The exercise: Go through the records underneath and write each one out again exactly.

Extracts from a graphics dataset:
--- Begin ---
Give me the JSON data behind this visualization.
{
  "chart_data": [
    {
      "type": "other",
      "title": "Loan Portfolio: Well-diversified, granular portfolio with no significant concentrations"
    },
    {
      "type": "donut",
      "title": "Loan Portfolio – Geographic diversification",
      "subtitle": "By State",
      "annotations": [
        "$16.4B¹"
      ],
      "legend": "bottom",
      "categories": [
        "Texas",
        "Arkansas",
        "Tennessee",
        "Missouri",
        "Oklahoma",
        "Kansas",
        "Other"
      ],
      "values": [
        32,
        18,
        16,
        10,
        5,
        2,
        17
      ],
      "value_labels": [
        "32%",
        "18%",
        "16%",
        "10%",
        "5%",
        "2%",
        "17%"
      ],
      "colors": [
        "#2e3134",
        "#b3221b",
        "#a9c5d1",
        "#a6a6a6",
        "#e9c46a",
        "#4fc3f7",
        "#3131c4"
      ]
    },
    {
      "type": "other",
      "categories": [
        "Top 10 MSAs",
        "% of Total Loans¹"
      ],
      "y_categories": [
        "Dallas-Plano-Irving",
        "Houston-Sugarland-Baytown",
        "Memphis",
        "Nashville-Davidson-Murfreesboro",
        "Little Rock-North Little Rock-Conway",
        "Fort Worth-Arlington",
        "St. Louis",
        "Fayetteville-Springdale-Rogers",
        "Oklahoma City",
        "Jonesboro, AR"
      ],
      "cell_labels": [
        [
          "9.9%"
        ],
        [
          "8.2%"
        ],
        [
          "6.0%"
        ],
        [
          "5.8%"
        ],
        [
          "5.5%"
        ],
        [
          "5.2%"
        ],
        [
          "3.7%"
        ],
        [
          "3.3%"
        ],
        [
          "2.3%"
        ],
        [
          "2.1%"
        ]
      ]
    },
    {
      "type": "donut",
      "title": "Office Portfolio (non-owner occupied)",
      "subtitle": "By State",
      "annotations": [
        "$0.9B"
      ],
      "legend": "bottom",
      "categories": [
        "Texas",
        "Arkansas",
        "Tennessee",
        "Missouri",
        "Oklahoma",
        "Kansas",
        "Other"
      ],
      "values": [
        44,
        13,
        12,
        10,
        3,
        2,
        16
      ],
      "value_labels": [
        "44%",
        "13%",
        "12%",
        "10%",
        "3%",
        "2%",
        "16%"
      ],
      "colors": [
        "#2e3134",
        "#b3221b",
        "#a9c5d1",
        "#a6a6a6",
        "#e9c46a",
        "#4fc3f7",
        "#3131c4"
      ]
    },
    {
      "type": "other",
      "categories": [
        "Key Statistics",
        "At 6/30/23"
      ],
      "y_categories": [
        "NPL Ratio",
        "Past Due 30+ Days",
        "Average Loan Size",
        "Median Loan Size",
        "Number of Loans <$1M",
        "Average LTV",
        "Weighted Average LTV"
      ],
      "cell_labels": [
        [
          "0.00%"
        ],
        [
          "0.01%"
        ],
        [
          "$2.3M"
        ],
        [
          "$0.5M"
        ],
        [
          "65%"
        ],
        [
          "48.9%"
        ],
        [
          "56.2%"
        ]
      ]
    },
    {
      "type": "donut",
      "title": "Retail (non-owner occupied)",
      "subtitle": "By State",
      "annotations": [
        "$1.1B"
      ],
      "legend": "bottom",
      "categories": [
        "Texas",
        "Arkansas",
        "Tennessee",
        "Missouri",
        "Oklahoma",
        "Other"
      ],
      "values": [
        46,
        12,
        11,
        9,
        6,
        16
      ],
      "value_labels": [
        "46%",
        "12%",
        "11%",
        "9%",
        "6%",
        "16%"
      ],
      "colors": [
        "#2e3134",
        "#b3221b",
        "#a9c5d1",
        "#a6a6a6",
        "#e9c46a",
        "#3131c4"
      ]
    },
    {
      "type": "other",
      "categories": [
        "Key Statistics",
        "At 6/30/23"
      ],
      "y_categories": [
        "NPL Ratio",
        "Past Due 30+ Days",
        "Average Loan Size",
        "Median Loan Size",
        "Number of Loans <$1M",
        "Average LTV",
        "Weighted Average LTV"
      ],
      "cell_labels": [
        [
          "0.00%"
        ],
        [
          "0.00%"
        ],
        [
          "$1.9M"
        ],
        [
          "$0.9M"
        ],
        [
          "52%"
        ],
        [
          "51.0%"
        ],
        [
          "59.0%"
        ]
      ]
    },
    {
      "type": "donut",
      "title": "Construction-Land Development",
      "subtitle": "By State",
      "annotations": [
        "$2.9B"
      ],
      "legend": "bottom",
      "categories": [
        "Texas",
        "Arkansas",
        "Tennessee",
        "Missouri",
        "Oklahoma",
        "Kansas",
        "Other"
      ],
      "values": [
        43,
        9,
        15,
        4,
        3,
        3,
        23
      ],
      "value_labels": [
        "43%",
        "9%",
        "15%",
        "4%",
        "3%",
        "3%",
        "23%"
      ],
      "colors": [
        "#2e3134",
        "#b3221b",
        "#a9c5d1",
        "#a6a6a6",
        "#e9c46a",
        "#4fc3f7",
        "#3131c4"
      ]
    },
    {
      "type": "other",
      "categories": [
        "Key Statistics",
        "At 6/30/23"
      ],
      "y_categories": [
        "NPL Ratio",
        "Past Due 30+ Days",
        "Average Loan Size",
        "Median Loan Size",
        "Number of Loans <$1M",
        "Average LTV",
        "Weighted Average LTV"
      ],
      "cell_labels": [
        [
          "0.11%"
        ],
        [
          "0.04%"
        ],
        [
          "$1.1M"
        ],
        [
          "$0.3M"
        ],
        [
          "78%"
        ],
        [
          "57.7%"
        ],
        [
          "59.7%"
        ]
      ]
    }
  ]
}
--- End ---
Correct result:
Give me the JSON data behind this visualization.
{
  "chart_data": [
    {
      "type": "other",
      "title": "Loan Portfolio: Well-diversified, granular portfolio with no significant concentrations"
    },
    {
      "type": "donut",
      "title": "Loan Portfolio – Geographic diversification",
      "subtitle": "By State",
      "annotations": [
        "$16.4B¹"
      ],
      "legend": "bottom",
      "categories": [
        "Texas",
        "Arkansas",
        "Tennessee",
        "Missouri",
        "Oklahoma",
        "Kansas",
        "Other"
      ],
      "values": [
        32,
        18,
        16,
        10,
        5,
        2,
        17
      ],
      "value_labels": [
        "32%",
        "18%",
        "16%",
        "10%",
        "5%",
        "2%",
        "17%"
      ],
      "colors": [
        "#2e3134",
        "#b3221b",
        "#a9c5d1",
        "#a6a6a6",
        "#e9c46a",
        "#4fc3f7",
        "#3131c4"
      ]
    },
    {
      "type": "other",
      "categories": [
        "Top 10 MSAs",
        "% of Total Loans¹"
      ],
      "y_categories": [
        "Dallas-Plano-Irving",
        "Houston-Sugarland-Baytown",
        "Memphis",
        "Nashville-Davidson-Murfreesboro",
        "Little Rock-North Little Rock-Conway",
        "Fort Worth-Arlington",
        "St. Louis",
        "Fayetteville-Springdale-Rogers",
        "Oklahoma City",
        "Jonesboro, AR"
      ],
      "cell_labels": [
        [
          "9.9%"
        ],
        [
          "8.2%"
        ],
        [
          "6.0%"
        ],
        [
          "5.8%"
        ],
        [
          "5.5%"
        ],
        [
          "5.2%"
        ],
        [
          "3.7%"
        ],
        [
          "3.3%"
        ],
        [
          "2.3%"
        ],
        [
          "2.1%"
        ]
      ]
    },
    {
      "type": "donut",
      "title": "Office Portfolio (non-owner occupied)",
      "subtitle": "By State",
      "annotations": [
        "$0.9B"
      ],
      "legend": "bottom",
      "categories": [
        "Texas",
        "Arkansas",
        "Tennessee",
        "Missouri",
        "Oklahoma",
        "Kansas",
        "Other"
      ],
      "values": [
        44,
        13,
        12,
        10,
        3,
        2,
        16
      ],
      "value_labels": [
        "44%",
        "13%",
        "12%",
        "10%",
        "3%",
        "2%",
        "16%"
      ],
      "colors": [
        "#2e3134",
        "#b3221b",
        "#a9c5d1",
        "#a6a6a6",
        "#e9c46a",
        "#4fc3f7",
        "#3131c4"
      ]
    },
    {
      "type": "other",
      "categories": [
        "Key Statistics",
        "At 6/30/23"
      ],
      "y_categories": [
        "NPL Ratio",
        "Past Due 30+ Days",
        "Average Loan Size",
        "Median Loan Size",
        "Number of Loans <$1M",
        "Average LTV",
        "Weighted Average LTV"
      ],
      "cell_labels": [
        [
          "0.00%"
        ],
        [
          "0.01%"
        ],
        [
          "$2.3M"
        ],
        [
          "$0.5M"
        ],
        [
          "65%"
        ],
        [
          "48.9%"
        ],
        [
          "56.2%"
        ]
      ]
    },
    {
      "type": "donut",
      "title": "Retail (non-owner occupied)",
      "subtitle": "By State",
      "annotations": [
        "$1.1B"
      ],
      "legend": "bottom",
      "categories": [
        "Texas",
        "Arkansas",
        "Tennessee",
        "Missouri",
        "Oklahoma",
        "Other"
      ],
      "values": [
        46,
        12,
        11,
        9,
        6,
        16
      ],
      "value_labels": [
        "46%",
        "12%",
        "11%",
        "9%",
        "6%",
        "16%"
      ],
      "colors": [
        "#2e3134",
        "#b3221b",
        "#a9c5d1",
        "#a6a6a6",
        "#e9c46a",
        "#3131c4"
      ]
    },
    {
      "type": "other",
      "categories": [
        "Key Statistics",
        "At 6/30/23"
      ],
      "y_categories": [
        "NPL Ratio",
        "Past Due 30+ Days",
        "Average Loan Size",
        "Median Loan Size",
        "Number of Loans <$1M",
        "Average LTV",
        "Weighted Average LTV"
      ],
      "cell_labels": [
        [
          "0.00%"
        ],
        [
          "0.00%"
        ],
        [
          "$1.9M"
        ],
        [
          "$0.9M"
        ],
        [
          "52%"
        ],
        [
          "51.0%"
        ],
        [
          "59.0%"
        ]
      ]
    },
    {
      "type": "donut",
      "title": "Construction-Land Development",
      "subtitle": "By State",
      "annotations": [
        "$2.9B"
      ],
      "legend": "bottom",
      "categories": [
        "Texas",
        "Arkansas",
        "Tennessee",
        "Missouri",
        "Oklahoma",
        "Kansas",
        "Other"
      ],
      "values": [
        43,
        9,
        15,
        4,
        3,
        3,
        23
      ],
      "value_labels": [
        "43%",
        "9%",
        "15%",
        "4%",
        "3%",
        "3%",
        "23%"
      ],
      "colors": [
        "#2e3134",
        "#b3221b",
        "#a9c5d1",
        "#a6a6a6",
        "#e9c46a",
        "#4fc3f7",
        "#3131c4"
      ]
    },
    {
      "type": "other",
      "categories": [
        "Key Statistics",
        "At 6/30/23"
      ],
      "y_categories": [
        "NPL Ratio",
        "Past Due 30+ Days",
        "Average Loan Size",
        "Median Loan Size",
        "Number of Loans <$1M",
        "Average LTV",
        "Weighted Average LTV"
      ],
      "cell_labels": [
        [
          "0.11%"
        ],
        [
          "0.04%"
        ],
        [
          "$1.1M"
        ],
        [
          "$0.3M"
        ],
        [
          "78%"
        ],
        [
          "57.7%"
        ],
        [
          "59.7%"
        ]
      ]
    }
  ]
}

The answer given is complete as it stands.